= Problem to work on =
Skip the images and copy each record exactly as written.

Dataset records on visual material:
-------
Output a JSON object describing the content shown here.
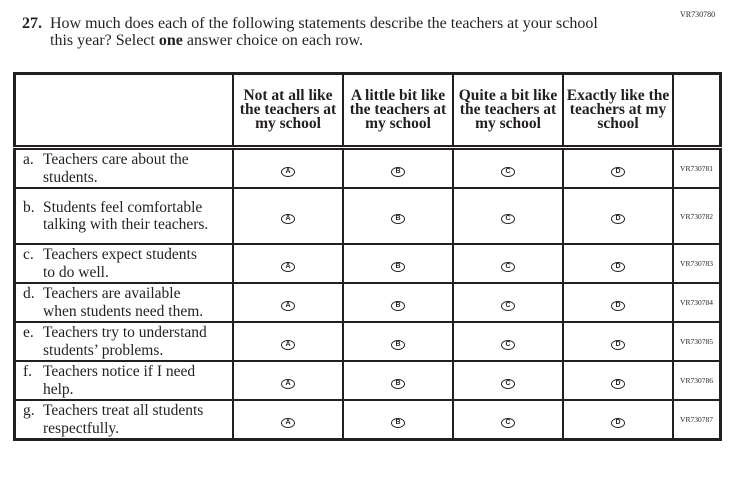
{
  "form_code": "VR730780",
  "question": {
    "number": "27.",
    "line1": "How much does each of the following statements describe the teachers at your school",
    "line2_pre": "this year? Select ",
    "line2_bold": "one",
    "line2_post": " answer choice on each row."
  },
  "columns": [
    "Not at all like the teachers at my school",
    "A little bit like the teachers at my school",
    "Quite a bit like the teachers at my school",
    "Exactly like the teachers at my school"
  ],
  "option_letters": [
    "A",
    "B",
    "C",
    "D"
  ],
  "rows": [
    {
      "letter": "a.",
      "first": "Teachers care about the",
      "rest": "students.",
      "code": "VR730781",
      "height": 38
    },
    {
      "letter": "b.",
      "first": "Students feel comfortable",
      "rest": "talking with their teachers.",
      "code": "VR730782",
      "height": 56
    },
    {
      "letter": "c.",
      "first": "Teachers expect students",
      "rest": "to do well.",
      "code": "VR730783",
      "height": 38
    },
    {
      "letter": "d.",
      "first": "Teachers are available",
      "rest": "when students need them.",
      "code": "VR730784",
      "height": 38
    },
    {
      "letter": "e.",
      "first": "Teachers try to understand",
      "rest": "students’ problems.",
      "code": "VR730785",
      "height": 38
    },
    {
      "letter": "f.",
      "first": "Teachers notice if I need",
      "rest": "help.",
      "code": "VR730786",
      "height": 38
    },
    {
      "letter": "g.",
      "first": "Teachers treat all students",
      "rest": "respectfully.",
      "code": "VR730787",
      "height": 38
    }
  ]
}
-------
= Task response =
Output a JSON object describing the content shown here.
{
  "form_code": "VR730780",
  "question": {
    "number": "27.",
    "line1": "How much does each of the following statements describe the teachers at your school",
    "line2_pre": "this year? Select ",
    "line2_bold": "one",
    "line2_post": " answer choice on each row."
  },
  "columns": [
    "Not at all like the teachers at my school",
    "A little bit like the teachers at my school",
    "Quite a bit like the teachers at my school",
    "Exactly like the teachers at my school"
  ],
  "option_letters": [
    "A",
    "B",
    "C",
    "D"
  ],
  "rows": [
    {
      "letter": "a.",
      "first": "Teachers care about the",
      "rest": "students.",
      "code": "VR730781",
      "height": 38
    },
    {
      "letter": "b.",
      "first": "Students feel comfortable",
      "rest": "talking with their teachers.",
      "code": "VR730782",
      "height": 56
    },
    {
      "letter": "c.",
      "first": "Teachers expect students",
      "rest": "to do well.",
      "code": "VR730783",
      "height": 38
    },
    {
      "letter": "d.",
      "first": "Teachers are available",
      "rest": "when students need them.",
      "code": "VR730784",
      "height": 38
    },
    {
      "letter": "e.",
      "first": "Teachers try to understand",
      "rest": "students’ problems.",
      "code": "VR730785",
      "height": 38
    },
    {
      "letter": "f.",
      "first": "Teachers notice if I need",
      "rest": "help.",
      "code": "VR730786",
      "height": 38
    },
    {
      "letter": "g.",
      "first": "Teachers treat all students",
      "rest": "respectfully.",
      "code": "VR730787",
      "height": 38
    }
  ]
}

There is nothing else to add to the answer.